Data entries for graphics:
:::
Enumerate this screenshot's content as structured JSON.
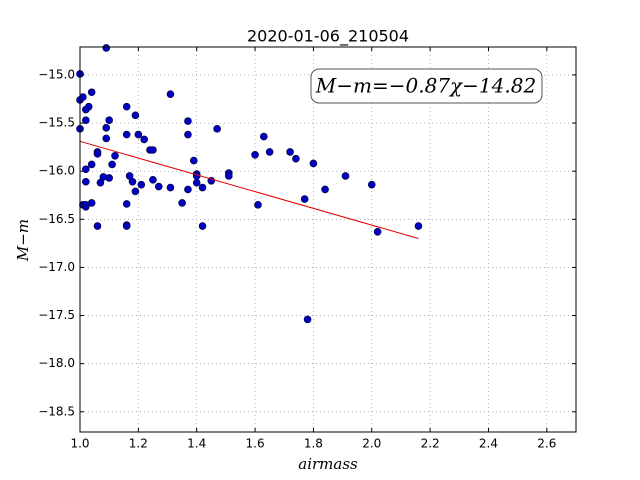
{
  "chart_data": {
    "type": "scatter",
    "title": "2020-01-06_210504",
    "x_label": "airmass",
    "y_label": "M−m",
    "annotation": "M−m=−0.87χ−14.82",
    "xlim": [
      1.0,
      2.7
    ],
    "ylim": [
      -18.71,
      -14.71
    ],
    "grid": true,
    "xticks": [
      {
        "value": 1.0,
        "label": "1.0"
      },
      {
        "value": 1.2,
        "label": "1.2"
      },
      {
        "value": 1.4,
        "label": "1.4"
      },
      {
        "value": 1.6,
        "label": "1.6"
      },
      {
        "value": 1.8,
        "label": "1.8"
      },
      {
        "value": 2.0,
        "label": "2.0"
      },
      {
        "value": 2.2,
        "label": "2.2"
      },
      {
        "value": 2.4,
        "label": "2.4"
      },
      {
        "value": 2.6,
        "label": "2.6"
      }
    ],
    "yticks": [
      {
        "value": -15.0,
        "label": "−15.0"
      },
      {
        "value": -15.5,
        "label": "−15.5"
      },
      {
        "value": -16.0,
        "label": "−16.0"
      },
      {
        "value": -16.5,
        "label": "−16.5"
      },
      {
        "value": -17.0,
        "label": "−17.0"
      },
      {
        "value": -17.5,
        "label": "−17.5"
      },
      {
        "value": -18.0,
        "label": "−18.0"
      },
      {
        "value": -18.5,
        "label": "−18.5"
      }
    ],
    "series": [
      {
        "type": "scatter",
        "color": "#0000c0",
        "x": [
          1.0,
          1.0,
          1.01,
          1.0,
          1.09,
          1.04,
          1.02,
          1.03,
          1.02,
          1.02,
          1.02,
          1.01,
          1.02,
          1.02,
          1.04,
          1.04,
          1.06,
          1.06,
          1.07,
          1.06,
          1.08,
          1.09,
          1.09,
          1.1,
          1.1,
          1.11,
          1.12,
          1.16,
          1.16,
          1.16,
          1.16,
          1.16,
          1.17,
          1.18,
          1.19,
          1.19,
          1.2,
          1.21,
          1.22,
          1.24,
          1.25,
          1.25,
          1.27,
          1.31,
          1.31,
          1.35,
          1.37,
          1.37,
          1.37,
          1.39,
          1.4,
          1.4,
          1.4,
          1.42,
          1.42,
          1.45,
          1.47,
          1.51,
          1.51,
          1.6,
          1.61,
          1.63,
          1.65,
          1.72,
          1.74,
          1.77,
          1.78,
          1.8,
          1.84,
          1.91,
          2.0,
          2.02,
          2.16
        ],
        "values": [
          -14.99,
          -15.26,
          -15.23,
          -15.56,
          -14.72,
          -15.18,
          -15.36,
          -15.33,
          -15.47,
          -15.98,
          -16.11,
          -16.35,
          -16.37,
          -16.35,
          -16.33,
          -15.93,
          -15.8,
          -15.82,
          -16.12,
          -16.57,
          -16.06,
          -15.55,
          -15.66,
          -15.47,
          -16.07,
          -15.93,
          -15.84,
          -15.33,
          -15.62,
          -16.34,
          -16.56,
          -16.57,
          -16.05,
          -16.11,
          -16.21,
          -15.42,
          -15.62,
          -16.14,
          -15.67,
          -15.78,
          -15.78,
          -16.09,
          -16.16,
          -15.2,
          -16.17,
          -16.33,
          -15.48,
          -15.62,
          -16.19,
          -15.89,
          -16.03,
          -16.05,
          -16.12,
          -16.17,
          -16.57,
          -16.1,
          -15.56,
          -16.02,
          -16.05,
          -15.83,
          -16.35,
          -15.64,
          -15.8,
          -15.8,
          -15.87,
          -16.29,
          -17.54,
          -15.92,
          -16.19,
          -16.05,
          -16.14,
          -16.63,
          -16.57
        ]
      },
      {
        "type": "line",
        "color": "#e00000",
        "x": [
          1.0,
          2.16
        ],
        "values": [
          -15.69,
          -16.7
        ]
      }
    ]
  }
}
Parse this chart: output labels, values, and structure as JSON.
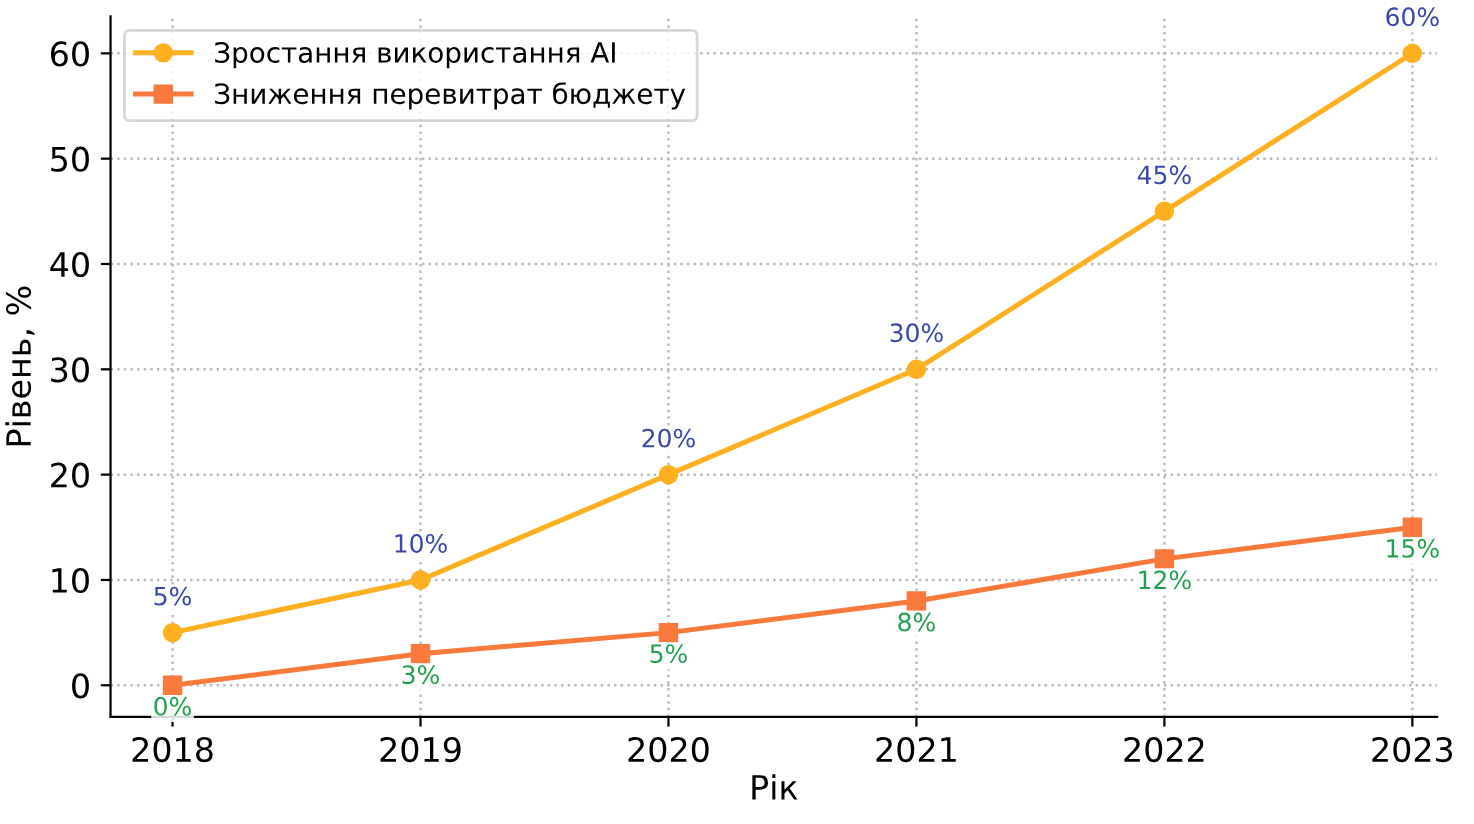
{
  "chart_data": {
    "type": "line",
    "xlabel": "Рік",
    "ylabel": "Рівень, %",
    "categories": [
      "2018",
      "2019",
      "2020",
      "2021",
      "2022",
      "2023"
    ],
    "series": [
      {
        "name": "Зростання використання AI",
        "color": "#ffb020",
        "marker": "circle",
        "values": [
          5,
          10,
          20,
          30,
          45,
          60
        ],
        "value_labels": [
          "5%",
          "10%",
          "20%",
          "30%",
          "45%",
          "60%"
        ]
      },
      {
        "name": "Зниження перевитрат бюджету",
        "color": "#f97a3c",
        "marker": "square",
        "values": [
          0,
          3,
          5,
          8,
          12,
          15
        ],
        "value_labels": [
          "0%",
          "3%",
          "5%",
          "8%",
          "12%",
          "15%"
        ]
      }
    ],
    "ylim": [
      -3,
      63.5
    ],
    "yticks": [
      0,
      10,
      20,
      30,
      40,
      50,
      60
    ],
    "grid": true,
    "legend": "top left",
    "line_style": "solid"
  }
}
:::
List the lines of the material in which the word "JSON" occurs.

→ Result for this task
Enumerate this screenshot's content as structured JSON.
Parse this chart: output labels, values, and structure as JSON.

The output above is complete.